■ Die Aufgaben ■
(a) Übersetze aus dem Gespräch über Hut, Sonnenbrille und grüne Socken den Satz „Aber das Schöne ist, ich tarne mich oft.“ ins Englische.
(b) Gib aus dem Gespräch über Hut, Sonnenbrille und grüne Socken den Teil wörtlich wieder, der mit den Worten „Lindenberg: Genau. Und“ anfängt und mit „ich am liebsten.“ aufhört.
(c) Setze das Gespräch über Hut, Sonnenbrille und grüne Socken dort fort, wo es aufhört.

■ Ausgewählter Auszug ■
◆ ◆ ◆ ◆ ◆ ◆ ◆

Lindenberg: Das hat sich ergeben. Da war irgend so ein Detektivfilm in den 80er-Jahren, und daher habe ich die Sache mit dem Hut. „Open Road“, ist ein geiler Name für einen Hut, oder? Eine deutsche Firma baut den übrigens nach, in Lindenberg im Allgäu, wirklich. Und die Sonnenbrille: Du wirst ständig observiert, auf der Bühne ist das Licht sehr grell – und außerdem muss ich die Menschen schützen vor meinen Augen, dass ich ihnen nicht zu sehr und zu tief in die Seele schau. Das kann schnell erotisch irritieren, so ist die Brille auch ein Schutz für andere. Schließlich die grünen Socken: Das ist ja ganz praktisch, wenn ich im Underground unterwegs bin. Ich muss mich ja irgendwo orientieren können, mit meinen unverschämt langen Beinen, und da helfen die leuchtenden Socken auch im dunkelsten Keller.

Ein eingebauter Notausgang.

Lindenberg: Genau. Und außerdem sind das Glücksfroschsocken. Grüne Socke, coole Socke. Totale Marke, stimmt schon. Aber das Schöne ist, ich tarne mich oft. In ’nem Hoodie, und dann gehe ich ein bisschen gebeugt, keine Brille, ein Bärtchen mit Kajal aufgemalt, keine grünen Socken. Damit ich mal in Ruhe rumstreunen kann, das mach ich am liebsten.

◆ ◆ ◆ ◆ ◆ ◆ ◆

■ Material ■
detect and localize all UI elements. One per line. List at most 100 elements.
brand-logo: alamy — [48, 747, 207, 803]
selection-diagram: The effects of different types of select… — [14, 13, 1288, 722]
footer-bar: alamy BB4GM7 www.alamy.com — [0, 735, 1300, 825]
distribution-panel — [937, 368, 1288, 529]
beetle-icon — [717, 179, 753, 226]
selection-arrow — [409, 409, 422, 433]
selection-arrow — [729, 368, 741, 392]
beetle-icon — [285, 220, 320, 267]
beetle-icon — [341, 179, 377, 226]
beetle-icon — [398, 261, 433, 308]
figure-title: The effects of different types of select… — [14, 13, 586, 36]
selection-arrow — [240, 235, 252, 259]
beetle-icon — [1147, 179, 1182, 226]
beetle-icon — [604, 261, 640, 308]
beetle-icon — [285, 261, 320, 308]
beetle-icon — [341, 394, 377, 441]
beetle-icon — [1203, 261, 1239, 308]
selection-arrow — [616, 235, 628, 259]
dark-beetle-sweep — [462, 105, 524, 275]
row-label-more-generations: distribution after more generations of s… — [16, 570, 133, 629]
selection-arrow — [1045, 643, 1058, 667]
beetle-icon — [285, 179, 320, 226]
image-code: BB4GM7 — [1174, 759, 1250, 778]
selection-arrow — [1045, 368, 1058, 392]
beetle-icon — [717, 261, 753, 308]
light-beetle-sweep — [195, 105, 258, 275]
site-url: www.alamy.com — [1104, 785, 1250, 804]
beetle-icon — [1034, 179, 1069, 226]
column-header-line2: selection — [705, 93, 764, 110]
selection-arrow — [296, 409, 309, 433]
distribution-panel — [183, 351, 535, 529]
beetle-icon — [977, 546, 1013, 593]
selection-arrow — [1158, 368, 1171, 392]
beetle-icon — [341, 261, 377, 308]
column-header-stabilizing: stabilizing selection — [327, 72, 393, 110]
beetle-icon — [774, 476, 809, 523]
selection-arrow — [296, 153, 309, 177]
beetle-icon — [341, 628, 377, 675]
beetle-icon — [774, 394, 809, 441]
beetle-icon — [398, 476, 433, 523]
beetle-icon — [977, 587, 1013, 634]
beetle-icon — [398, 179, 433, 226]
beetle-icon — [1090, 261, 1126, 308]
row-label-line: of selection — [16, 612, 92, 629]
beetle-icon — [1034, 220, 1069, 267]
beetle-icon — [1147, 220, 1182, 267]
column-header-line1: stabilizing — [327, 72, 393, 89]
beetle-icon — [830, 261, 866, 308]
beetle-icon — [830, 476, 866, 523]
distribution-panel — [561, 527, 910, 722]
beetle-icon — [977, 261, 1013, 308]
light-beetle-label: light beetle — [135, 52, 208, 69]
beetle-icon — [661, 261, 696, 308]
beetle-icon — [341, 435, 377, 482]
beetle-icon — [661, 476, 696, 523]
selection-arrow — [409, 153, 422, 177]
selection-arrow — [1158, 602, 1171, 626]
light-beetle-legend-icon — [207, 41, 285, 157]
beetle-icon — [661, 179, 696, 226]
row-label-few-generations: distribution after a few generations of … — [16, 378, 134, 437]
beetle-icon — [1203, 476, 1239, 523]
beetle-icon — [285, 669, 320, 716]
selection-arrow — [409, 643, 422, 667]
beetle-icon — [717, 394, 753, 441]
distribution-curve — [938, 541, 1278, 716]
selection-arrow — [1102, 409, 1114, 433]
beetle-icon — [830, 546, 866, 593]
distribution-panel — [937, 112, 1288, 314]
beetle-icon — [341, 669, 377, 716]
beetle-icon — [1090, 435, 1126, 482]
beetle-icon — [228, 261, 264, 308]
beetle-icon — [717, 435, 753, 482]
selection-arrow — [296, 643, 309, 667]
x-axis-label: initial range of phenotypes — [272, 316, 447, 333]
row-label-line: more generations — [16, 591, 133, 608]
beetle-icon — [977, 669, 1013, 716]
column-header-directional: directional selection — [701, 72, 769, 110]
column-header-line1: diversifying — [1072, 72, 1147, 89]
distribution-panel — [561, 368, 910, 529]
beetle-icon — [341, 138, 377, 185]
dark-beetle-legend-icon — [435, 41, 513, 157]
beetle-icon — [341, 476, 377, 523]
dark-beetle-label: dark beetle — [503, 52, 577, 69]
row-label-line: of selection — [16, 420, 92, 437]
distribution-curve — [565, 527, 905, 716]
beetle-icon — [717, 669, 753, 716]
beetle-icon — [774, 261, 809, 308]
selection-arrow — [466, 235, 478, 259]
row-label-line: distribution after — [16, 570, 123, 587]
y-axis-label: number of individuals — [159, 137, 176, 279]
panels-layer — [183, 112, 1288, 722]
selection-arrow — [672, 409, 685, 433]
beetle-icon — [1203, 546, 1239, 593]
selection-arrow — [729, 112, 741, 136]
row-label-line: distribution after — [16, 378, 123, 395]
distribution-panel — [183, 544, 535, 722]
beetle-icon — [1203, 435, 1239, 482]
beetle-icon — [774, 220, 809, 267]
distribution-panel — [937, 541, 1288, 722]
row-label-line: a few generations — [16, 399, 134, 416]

◆ ◆ ◆ ◆ ◆ ◆ ◆

■ Die Antworten ■
(a) But the nice thing is, I often disguise myself.

(b)
Lindenberg: Genau. Und außerdem sind das Glücksfroschsocken. Grüne Socke, coole Socke. Totale Marke, stimmt schon. Aber das Schöne ist, ich tarne mich oft. In ’nem Hoodie, und dann gehe ich ein bisschen gebeugt, keine Brille, ein Bärtchen mit Kajal aufgemalt, keine grünen Socken. Damit ich mal in Ruhe rumstreunen kann, das mach ich am liebsten.

(c)
Und wenn die Leute dich doch ansprechen?

Lindenberg: Ich sag dann gelegentlich, ich bin ein Double. Ich bin extra in einem Double-Studio ausgebildet worden, die Mimik, der Gang. Und es gibt auch Leute, die das glauben.

Gibt es irgendjemanden, der dich siezt? Politiker?

Lindenberg: Die sagen vielleicht Herr Lindenberg zu mir, aber manchmal ist das auch okay. Aber für die meisten Menschen bin ich eine Art Kumpel, den man schon ewig kennt, der immer da ist. Immer irgendwo dabei. Und deswegen das Du, Teil des Lebens.

Auf dem neuen Album sind viele politische Stücke.

Lindenberg: In Deutschland müsste man vor dem Hintergrund von zwei Weltkriegen friedenspolitisch ganz anders drauf sein und nicht sagen, wir machen mit bei dem Zwei-Prozent-Ziel der Nato. Wir müssen das Wort „Abrüstung“ mal wieder hören, nicht immer nur Aufrüstung. Ist egal, ob sie die Leute in Saudi-Arabien in Salzsäure auflösen, dahin werden munter Waffen verkauft. Hauptsache, die Knete stimmt. Make America rich again, heißt es nämlich auch. Das ist pervers, das Verbrechen an der Menschlichkeit passiert jeden Tag. Und jeden Tag fallen Menschen diesem Krieg zum Opfer. Jeder, der nichts dagegen tut, trägt das mit. Die stumme Armee muss aufwachen. Wir in Europa müssen sagen, dass wir den Scheiß nicht mitmachen. Je eher, je besser. Wir brauchen ein starkes Europa und eine starke Friedensbewegung. Und wir können viel ändern. Wir sind sehr, sehr viele.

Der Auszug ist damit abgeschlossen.